== Record list ==

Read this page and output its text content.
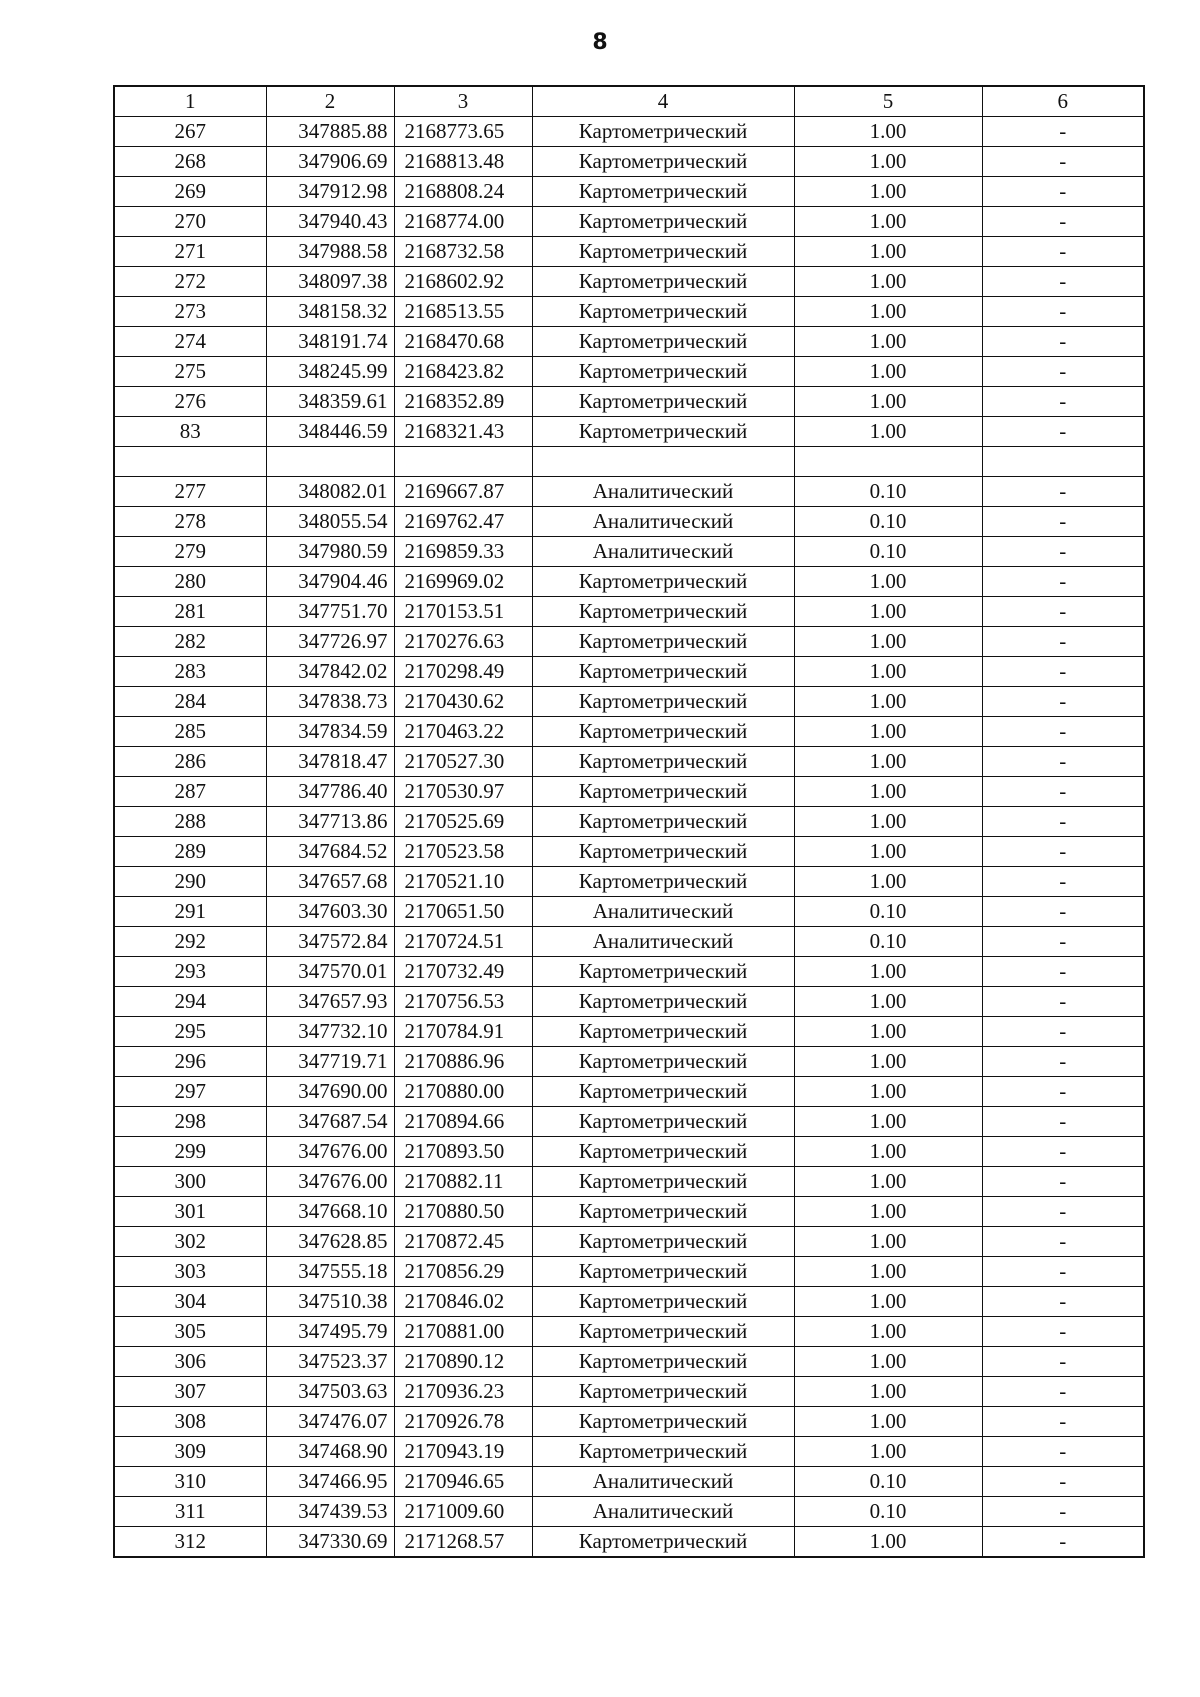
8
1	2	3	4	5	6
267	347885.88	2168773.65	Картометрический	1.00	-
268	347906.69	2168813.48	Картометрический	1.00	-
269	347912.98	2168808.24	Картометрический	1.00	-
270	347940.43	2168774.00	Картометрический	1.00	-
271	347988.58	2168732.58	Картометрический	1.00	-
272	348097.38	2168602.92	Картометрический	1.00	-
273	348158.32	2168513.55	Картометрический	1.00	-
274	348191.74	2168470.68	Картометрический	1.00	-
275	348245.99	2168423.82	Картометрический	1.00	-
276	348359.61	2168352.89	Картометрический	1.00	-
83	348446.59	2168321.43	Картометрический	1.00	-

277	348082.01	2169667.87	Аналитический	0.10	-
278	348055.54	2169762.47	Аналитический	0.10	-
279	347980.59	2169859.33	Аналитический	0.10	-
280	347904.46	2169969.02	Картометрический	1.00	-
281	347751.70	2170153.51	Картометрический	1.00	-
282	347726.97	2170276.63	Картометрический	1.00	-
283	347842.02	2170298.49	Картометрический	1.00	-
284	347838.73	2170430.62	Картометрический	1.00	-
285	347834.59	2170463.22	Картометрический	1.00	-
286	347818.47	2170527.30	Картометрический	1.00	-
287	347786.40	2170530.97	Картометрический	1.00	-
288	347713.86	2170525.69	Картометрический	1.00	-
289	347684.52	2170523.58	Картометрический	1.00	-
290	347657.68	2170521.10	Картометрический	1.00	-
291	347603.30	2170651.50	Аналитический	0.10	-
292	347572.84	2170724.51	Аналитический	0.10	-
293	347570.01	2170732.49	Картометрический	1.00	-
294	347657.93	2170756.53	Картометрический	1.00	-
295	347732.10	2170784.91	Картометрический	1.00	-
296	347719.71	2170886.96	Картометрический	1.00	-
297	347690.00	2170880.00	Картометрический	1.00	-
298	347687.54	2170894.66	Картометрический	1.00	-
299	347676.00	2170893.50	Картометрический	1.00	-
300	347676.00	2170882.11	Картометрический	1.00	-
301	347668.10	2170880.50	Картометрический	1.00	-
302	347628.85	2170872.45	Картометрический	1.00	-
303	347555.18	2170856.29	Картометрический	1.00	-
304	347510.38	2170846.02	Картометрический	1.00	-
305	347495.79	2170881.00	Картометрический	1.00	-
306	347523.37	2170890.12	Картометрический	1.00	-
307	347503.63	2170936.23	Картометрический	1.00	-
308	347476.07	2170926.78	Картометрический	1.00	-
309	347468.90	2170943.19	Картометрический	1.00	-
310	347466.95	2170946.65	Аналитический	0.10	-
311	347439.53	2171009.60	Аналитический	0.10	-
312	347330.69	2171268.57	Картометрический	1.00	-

===
== Record list ==

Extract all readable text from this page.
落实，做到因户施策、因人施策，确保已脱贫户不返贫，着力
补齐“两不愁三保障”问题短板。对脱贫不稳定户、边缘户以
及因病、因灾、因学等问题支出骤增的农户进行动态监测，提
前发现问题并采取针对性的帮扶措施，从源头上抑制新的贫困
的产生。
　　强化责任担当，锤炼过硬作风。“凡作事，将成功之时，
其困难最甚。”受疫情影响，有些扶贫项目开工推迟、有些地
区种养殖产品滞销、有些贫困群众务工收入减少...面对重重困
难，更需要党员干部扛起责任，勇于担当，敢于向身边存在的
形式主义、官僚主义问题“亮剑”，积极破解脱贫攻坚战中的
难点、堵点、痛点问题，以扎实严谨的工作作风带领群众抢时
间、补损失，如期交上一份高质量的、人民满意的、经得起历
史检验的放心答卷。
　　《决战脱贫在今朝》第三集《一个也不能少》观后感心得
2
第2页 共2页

===
== Record list ==

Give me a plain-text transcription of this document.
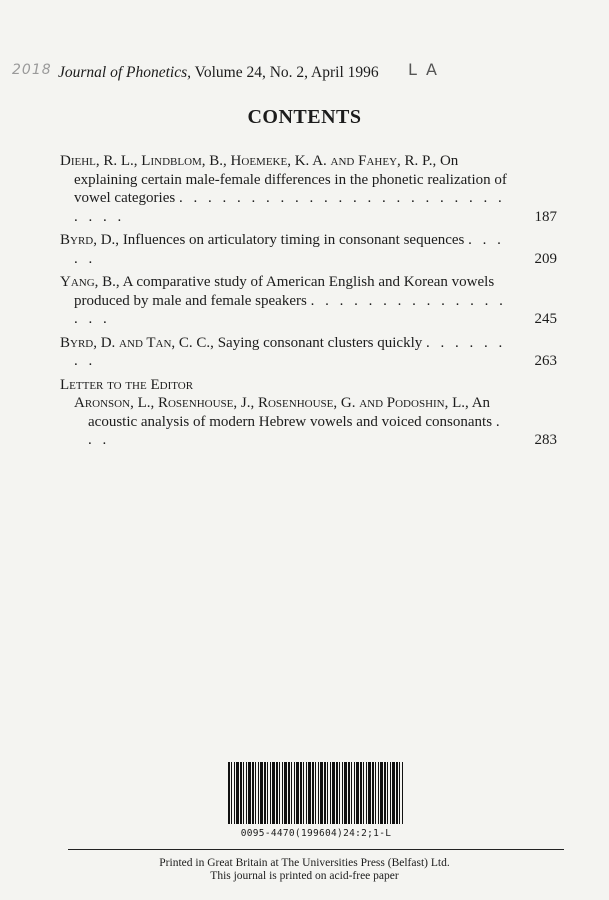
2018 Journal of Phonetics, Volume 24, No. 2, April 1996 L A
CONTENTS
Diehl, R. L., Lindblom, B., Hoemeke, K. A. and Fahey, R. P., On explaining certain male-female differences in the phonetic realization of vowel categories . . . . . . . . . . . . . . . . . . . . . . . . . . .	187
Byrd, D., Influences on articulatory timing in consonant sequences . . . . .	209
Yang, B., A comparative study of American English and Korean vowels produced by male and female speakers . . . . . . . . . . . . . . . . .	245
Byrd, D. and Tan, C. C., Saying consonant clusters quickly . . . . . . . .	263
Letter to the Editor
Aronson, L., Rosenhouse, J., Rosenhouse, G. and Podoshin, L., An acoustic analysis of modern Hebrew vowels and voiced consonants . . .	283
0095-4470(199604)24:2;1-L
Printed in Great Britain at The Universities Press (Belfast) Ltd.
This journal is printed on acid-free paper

===

Instructions to follow:
Scan the entries above. Copy each line that has the string "Byrd".

Task answer:
Byrd, D., Influences on articulatory timing in consonant sequences . . . . .	209
Byrd, D. and Tan, C. C., Saying consonant clusters quickly . . . . . . . .	263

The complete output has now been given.